WHAT YOU NEED TO DO – Copy out each line containing "MFCC" from the entries below.

[start of RECORDS FOR PROCESSING]

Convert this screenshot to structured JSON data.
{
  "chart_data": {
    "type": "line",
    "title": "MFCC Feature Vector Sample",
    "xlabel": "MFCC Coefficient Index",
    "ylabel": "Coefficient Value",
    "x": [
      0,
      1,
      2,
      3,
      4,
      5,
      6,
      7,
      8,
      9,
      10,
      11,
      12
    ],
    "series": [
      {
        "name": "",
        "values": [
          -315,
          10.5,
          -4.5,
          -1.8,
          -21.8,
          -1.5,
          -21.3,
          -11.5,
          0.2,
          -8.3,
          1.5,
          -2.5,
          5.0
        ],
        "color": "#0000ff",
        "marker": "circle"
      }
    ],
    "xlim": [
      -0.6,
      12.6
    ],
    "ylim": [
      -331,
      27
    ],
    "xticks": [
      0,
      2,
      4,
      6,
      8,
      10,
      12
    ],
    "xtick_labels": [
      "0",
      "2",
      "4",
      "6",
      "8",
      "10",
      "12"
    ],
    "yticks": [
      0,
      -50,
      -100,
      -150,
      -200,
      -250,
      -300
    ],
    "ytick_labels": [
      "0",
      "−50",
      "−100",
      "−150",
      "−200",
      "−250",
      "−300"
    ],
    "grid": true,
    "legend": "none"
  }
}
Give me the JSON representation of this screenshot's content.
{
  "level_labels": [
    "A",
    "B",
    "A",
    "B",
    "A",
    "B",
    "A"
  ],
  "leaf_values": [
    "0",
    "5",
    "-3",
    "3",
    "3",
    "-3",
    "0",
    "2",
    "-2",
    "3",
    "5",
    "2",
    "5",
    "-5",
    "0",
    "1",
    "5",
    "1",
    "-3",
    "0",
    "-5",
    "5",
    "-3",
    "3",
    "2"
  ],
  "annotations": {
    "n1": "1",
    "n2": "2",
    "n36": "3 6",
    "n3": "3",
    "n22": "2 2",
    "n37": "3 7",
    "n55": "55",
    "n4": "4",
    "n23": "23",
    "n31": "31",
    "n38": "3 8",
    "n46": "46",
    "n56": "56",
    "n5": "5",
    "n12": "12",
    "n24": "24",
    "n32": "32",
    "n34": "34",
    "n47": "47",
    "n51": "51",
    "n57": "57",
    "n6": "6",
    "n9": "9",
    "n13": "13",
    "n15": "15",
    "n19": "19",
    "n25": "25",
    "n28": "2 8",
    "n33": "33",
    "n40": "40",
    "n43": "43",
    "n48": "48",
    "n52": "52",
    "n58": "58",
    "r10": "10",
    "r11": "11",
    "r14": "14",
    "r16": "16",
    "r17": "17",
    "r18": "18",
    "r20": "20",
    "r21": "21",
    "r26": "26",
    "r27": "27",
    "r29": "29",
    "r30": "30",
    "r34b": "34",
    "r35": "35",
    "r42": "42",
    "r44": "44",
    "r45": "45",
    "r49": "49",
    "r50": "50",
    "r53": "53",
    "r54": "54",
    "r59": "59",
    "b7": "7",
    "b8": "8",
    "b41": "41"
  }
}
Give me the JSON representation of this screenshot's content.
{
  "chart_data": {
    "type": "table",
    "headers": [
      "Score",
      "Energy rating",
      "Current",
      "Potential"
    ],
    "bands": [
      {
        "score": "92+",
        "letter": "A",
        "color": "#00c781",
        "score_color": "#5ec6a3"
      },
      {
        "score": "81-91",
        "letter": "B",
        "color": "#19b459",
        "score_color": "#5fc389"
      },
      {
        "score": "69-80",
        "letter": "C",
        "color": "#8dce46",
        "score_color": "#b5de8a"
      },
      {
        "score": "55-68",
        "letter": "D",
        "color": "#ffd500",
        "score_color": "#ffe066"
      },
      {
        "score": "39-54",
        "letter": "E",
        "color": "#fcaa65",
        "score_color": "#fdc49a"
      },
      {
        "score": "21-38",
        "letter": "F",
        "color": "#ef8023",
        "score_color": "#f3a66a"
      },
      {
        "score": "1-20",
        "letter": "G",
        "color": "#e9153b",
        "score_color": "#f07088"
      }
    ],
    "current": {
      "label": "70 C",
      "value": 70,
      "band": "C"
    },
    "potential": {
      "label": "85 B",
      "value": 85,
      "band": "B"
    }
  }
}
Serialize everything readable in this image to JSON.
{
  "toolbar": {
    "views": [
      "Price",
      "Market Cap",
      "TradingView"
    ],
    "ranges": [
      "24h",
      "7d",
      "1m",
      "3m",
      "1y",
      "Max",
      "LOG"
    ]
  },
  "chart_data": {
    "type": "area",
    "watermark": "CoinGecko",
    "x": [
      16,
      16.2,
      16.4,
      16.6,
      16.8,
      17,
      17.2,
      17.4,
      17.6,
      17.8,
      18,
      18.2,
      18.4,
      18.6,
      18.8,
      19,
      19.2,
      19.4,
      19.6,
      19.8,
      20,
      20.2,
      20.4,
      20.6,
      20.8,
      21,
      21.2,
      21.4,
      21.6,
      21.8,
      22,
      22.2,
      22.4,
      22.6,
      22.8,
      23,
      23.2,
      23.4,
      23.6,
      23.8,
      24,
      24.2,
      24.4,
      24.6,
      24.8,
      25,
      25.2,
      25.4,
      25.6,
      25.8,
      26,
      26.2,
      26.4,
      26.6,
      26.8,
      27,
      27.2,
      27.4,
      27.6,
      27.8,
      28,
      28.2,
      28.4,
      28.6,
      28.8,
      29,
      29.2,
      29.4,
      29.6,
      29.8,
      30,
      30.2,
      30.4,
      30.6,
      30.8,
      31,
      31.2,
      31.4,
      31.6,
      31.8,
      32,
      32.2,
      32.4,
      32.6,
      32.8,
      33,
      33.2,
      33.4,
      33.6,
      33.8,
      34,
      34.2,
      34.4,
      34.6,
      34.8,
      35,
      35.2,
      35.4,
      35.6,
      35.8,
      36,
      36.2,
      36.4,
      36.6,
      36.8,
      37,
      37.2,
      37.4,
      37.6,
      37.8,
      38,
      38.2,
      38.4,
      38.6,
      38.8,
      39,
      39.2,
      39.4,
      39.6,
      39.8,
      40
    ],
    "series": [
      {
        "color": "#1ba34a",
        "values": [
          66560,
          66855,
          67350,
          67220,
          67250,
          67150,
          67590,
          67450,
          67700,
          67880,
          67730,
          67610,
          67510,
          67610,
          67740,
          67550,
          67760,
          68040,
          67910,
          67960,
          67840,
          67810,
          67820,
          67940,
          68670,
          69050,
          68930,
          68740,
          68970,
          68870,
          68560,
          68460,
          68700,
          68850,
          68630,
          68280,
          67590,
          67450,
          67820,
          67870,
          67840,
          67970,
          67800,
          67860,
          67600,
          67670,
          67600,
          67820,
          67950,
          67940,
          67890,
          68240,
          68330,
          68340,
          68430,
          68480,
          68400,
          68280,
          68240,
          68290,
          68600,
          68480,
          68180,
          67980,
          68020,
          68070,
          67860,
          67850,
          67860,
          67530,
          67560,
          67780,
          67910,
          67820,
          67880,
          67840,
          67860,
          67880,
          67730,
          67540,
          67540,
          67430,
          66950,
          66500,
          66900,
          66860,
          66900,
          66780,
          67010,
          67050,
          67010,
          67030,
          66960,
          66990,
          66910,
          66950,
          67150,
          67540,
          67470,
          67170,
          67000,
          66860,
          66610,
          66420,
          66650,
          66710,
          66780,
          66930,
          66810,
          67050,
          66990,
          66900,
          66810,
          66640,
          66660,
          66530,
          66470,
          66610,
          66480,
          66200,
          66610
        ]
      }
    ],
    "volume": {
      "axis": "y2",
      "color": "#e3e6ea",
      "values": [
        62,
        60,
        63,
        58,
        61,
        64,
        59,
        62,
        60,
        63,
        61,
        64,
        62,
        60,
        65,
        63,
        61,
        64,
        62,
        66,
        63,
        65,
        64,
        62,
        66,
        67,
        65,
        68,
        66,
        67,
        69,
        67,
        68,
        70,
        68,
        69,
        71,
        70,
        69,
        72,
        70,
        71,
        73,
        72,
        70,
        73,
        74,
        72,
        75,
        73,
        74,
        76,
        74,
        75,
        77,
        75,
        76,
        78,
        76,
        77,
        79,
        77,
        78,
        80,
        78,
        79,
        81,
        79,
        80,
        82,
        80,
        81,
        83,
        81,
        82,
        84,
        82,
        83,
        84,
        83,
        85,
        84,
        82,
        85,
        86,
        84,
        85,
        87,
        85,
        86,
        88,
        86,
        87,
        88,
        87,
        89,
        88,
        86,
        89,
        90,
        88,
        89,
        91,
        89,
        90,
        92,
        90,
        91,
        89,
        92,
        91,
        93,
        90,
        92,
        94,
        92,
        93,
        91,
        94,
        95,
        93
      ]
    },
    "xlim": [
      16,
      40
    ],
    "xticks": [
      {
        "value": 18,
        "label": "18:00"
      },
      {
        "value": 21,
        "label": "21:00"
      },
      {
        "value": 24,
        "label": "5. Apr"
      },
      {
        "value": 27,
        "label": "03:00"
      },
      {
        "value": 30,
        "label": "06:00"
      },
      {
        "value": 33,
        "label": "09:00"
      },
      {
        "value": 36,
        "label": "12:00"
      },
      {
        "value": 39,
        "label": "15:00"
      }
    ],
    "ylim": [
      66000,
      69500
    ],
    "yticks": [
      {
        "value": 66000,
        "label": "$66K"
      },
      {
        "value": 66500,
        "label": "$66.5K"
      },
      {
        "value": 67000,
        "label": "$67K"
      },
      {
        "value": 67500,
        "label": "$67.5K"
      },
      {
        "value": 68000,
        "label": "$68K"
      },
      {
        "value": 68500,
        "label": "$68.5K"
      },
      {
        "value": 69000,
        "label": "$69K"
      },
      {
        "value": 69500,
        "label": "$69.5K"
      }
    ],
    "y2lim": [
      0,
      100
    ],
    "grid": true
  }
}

[end of RECORDS FOR PROCESSING]

ANSWER FOR THE TASK –
    "title": "MFCC Feature Vector Sample",
    "xlabel": "MFCC Coefficient Index",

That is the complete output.